◆ WORK TO BE COMPLETED ◆
Select each line where the word "this" appears.

Stored entries:
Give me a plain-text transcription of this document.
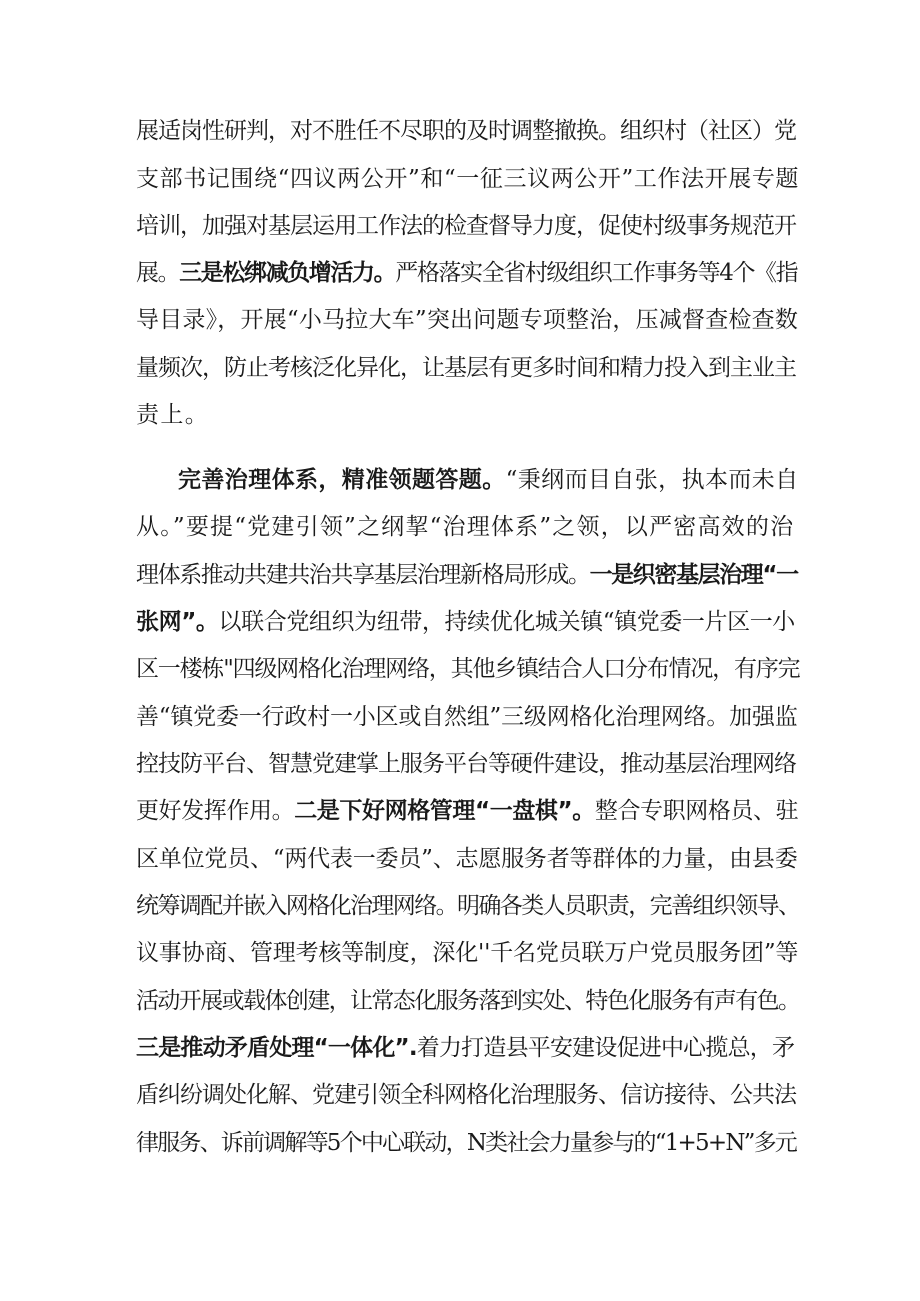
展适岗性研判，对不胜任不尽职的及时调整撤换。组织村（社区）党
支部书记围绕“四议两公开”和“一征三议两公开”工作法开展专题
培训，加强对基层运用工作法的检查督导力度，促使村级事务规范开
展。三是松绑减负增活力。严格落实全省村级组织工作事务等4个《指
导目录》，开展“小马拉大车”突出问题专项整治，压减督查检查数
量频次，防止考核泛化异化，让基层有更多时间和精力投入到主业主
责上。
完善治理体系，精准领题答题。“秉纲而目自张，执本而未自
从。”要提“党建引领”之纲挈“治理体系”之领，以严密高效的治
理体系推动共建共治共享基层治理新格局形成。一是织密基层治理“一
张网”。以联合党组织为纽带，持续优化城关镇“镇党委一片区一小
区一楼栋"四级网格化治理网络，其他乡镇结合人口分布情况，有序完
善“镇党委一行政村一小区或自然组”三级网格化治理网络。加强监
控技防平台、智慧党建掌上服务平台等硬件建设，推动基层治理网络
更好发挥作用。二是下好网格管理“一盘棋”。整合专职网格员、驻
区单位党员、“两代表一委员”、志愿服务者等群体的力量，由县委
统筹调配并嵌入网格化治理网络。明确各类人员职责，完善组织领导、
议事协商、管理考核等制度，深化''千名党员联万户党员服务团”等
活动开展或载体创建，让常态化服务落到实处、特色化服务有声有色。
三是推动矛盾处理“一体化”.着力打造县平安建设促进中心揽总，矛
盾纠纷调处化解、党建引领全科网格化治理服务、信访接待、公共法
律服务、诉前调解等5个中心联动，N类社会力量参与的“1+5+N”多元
* * *
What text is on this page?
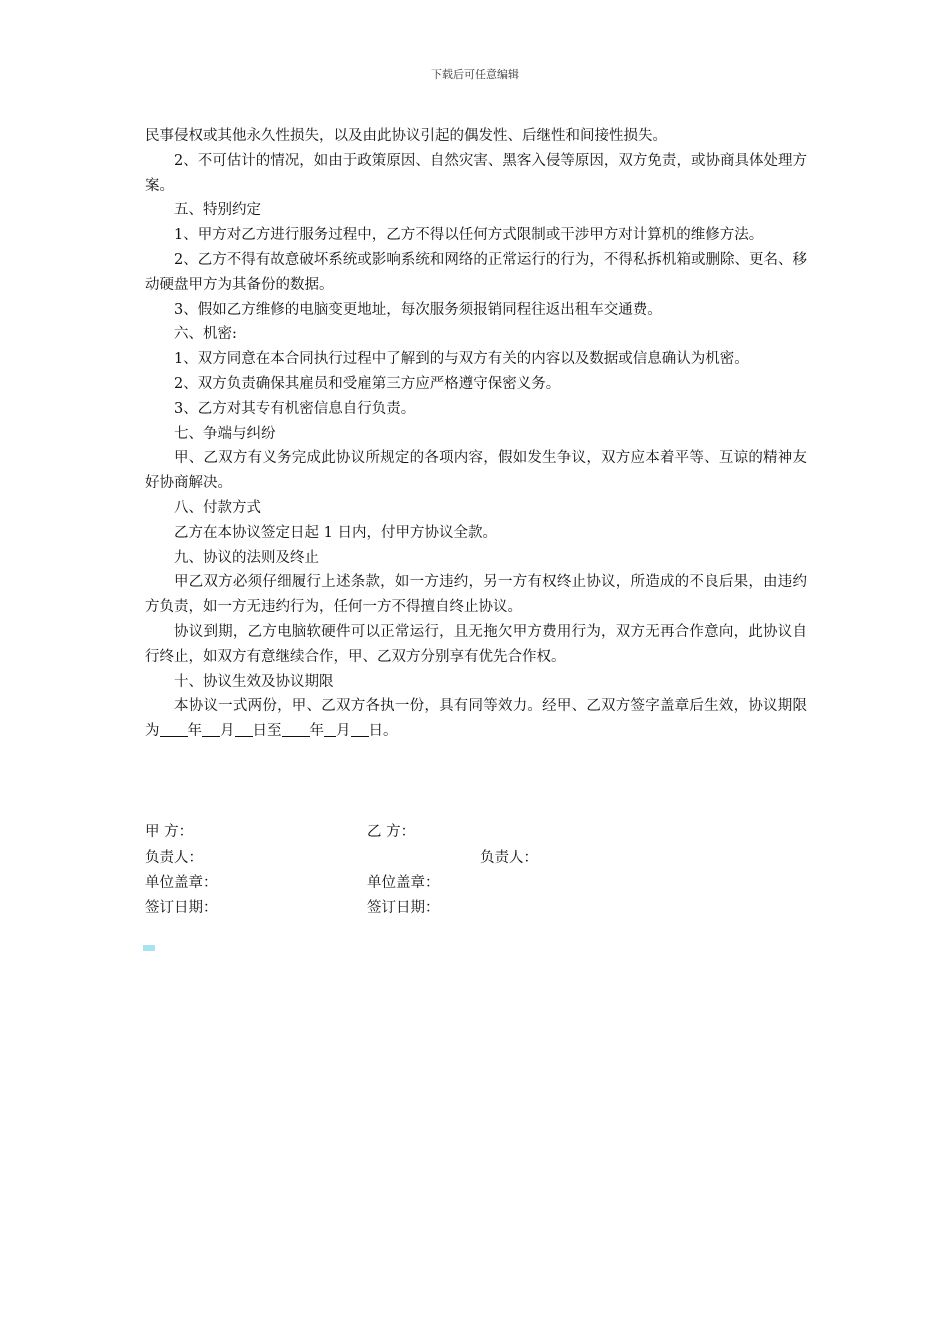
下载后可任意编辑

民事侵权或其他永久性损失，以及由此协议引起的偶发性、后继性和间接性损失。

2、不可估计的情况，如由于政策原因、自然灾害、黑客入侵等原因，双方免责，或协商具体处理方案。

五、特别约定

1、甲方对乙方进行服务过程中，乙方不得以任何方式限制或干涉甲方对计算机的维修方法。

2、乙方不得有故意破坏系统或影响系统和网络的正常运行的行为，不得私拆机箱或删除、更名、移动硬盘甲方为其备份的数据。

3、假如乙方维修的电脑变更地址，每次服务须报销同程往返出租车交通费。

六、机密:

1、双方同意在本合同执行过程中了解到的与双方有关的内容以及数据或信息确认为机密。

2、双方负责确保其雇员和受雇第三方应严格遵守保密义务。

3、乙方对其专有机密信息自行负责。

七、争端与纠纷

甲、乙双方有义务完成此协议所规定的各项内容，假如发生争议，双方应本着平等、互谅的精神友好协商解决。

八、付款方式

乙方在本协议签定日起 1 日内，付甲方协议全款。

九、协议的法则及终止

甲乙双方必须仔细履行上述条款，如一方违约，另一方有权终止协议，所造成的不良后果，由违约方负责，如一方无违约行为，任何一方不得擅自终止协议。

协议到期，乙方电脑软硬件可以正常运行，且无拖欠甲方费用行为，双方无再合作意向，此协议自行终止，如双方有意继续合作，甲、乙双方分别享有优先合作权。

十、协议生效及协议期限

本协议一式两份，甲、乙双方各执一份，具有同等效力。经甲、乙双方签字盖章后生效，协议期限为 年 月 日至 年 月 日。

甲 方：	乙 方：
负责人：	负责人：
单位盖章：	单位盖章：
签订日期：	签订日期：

◆ RIGHT ANSWER ◆
Give me a plain-text transcription of this document.
What text is on this page?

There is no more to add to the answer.